* Problem requirements *
Search the material below for the string "this" and extract each line that has it.

BEGIN Extracted entries

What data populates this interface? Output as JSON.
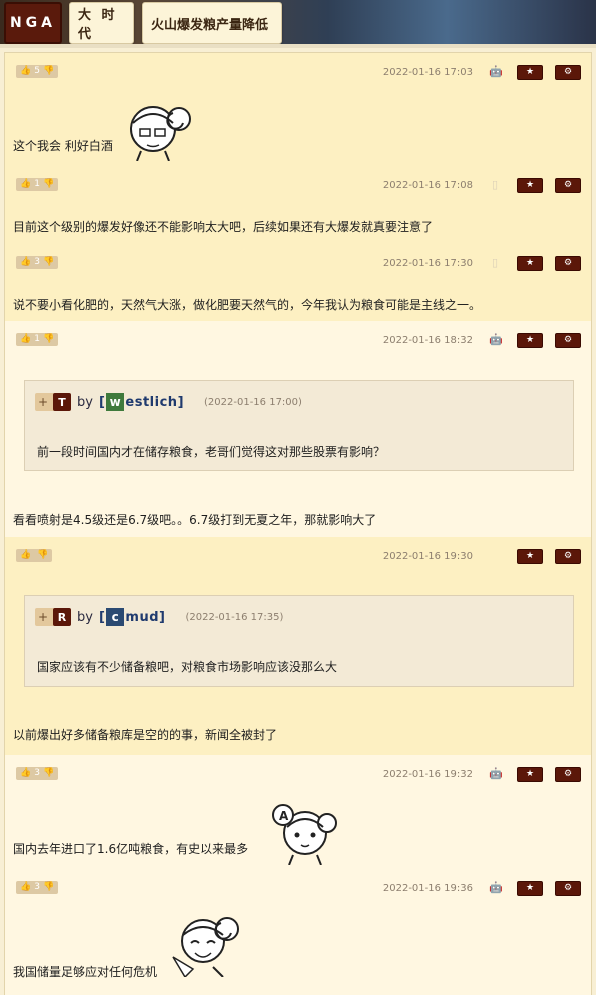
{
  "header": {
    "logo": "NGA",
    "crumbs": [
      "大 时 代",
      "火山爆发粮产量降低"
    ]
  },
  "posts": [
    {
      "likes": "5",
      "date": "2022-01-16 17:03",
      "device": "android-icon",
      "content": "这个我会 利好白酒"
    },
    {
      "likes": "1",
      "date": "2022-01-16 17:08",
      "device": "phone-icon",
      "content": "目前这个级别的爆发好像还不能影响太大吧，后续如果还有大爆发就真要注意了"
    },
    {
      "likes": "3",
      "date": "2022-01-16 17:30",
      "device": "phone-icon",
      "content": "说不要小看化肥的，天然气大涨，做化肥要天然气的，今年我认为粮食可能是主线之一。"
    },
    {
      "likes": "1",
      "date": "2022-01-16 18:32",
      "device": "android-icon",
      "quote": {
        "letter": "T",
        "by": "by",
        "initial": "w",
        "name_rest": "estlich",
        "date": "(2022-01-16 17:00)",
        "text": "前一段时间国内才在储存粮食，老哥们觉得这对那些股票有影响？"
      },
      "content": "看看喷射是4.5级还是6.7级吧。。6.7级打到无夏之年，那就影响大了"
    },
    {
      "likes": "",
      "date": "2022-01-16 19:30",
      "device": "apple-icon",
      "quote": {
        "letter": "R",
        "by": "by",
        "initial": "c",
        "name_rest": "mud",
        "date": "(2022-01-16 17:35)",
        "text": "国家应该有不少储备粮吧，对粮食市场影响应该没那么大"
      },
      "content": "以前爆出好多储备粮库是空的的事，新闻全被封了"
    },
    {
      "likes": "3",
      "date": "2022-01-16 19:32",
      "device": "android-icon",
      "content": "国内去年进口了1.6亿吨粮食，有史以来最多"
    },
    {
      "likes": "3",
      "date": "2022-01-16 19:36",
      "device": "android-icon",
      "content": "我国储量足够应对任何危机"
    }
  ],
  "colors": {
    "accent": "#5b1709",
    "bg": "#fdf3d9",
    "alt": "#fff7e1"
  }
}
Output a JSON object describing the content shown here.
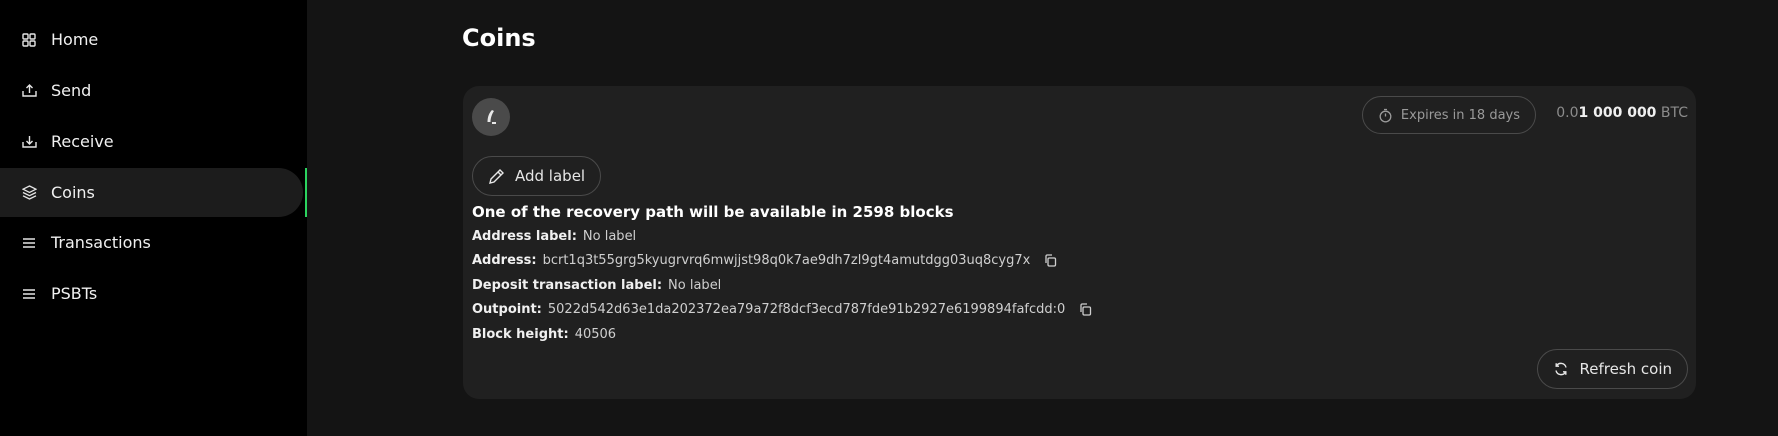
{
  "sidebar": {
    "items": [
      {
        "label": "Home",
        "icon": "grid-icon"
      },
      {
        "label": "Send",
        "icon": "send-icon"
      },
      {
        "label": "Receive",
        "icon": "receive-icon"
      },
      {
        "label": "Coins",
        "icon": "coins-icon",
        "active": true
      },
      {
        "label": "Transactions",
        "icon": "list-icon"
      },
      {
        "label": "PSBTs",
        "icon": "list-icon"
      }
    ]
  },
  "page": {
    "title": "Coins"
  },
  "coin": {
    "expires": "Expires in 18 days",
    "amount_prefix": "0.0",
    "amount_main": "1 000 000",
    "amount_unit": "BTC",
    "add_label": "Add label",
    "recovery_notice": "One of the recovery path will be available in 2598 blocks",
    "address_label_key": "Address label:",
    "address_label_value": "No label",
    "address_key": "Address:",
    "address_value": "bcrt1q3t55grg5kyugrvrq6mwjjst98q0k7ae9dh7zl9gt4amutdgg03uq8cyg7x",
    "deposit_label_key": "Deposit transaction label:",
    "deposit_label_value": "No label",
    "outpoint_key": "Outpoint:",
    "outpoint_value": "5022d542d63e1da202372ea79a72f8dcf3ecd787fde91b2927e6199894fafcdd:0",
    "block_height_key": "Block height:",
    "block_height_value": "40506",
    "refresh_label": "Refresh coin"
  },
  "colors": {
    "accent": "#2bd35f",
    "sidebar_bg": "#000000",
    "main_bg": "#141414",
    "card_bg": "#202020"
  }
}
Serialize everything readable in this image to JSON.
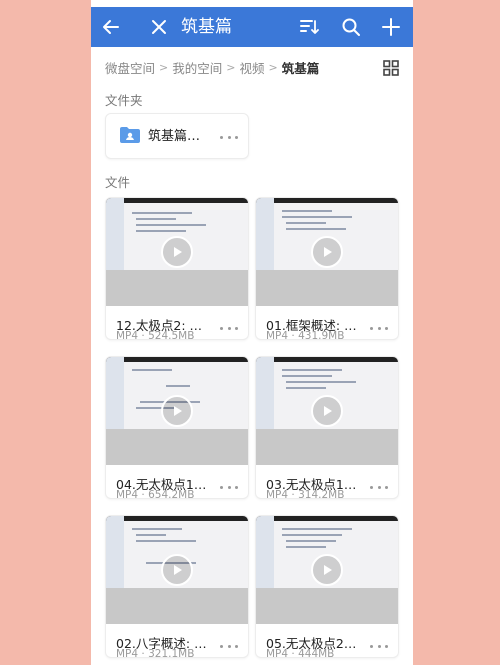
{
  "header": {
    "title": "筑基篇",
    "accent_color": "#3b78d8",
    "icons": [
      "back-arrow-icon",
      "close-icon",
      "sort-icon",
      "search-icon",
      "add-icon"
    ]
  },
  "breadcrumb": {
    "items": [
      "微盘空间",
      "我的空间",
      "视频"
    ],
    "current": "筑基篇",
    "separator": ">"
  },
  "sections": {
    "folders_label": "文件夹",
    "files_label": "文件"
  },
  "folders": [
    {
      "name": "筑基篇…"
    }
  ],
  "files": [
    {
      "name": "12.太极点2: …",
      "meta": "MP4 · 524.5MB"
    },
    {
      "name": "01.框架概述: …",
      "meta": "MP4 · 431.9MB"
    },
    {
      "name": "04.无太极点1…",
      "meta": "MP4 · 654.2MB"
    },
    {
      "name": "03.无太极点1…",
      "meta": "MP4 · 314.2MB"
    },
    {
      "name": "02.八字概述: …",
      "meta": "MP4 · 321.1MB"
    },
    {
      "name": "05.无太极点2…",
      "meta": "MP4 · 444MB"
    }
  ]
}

END Extracted entries

* Correct response *
What data populates this interface? Output as JSON.
Serialize everything readable in this image to JSON.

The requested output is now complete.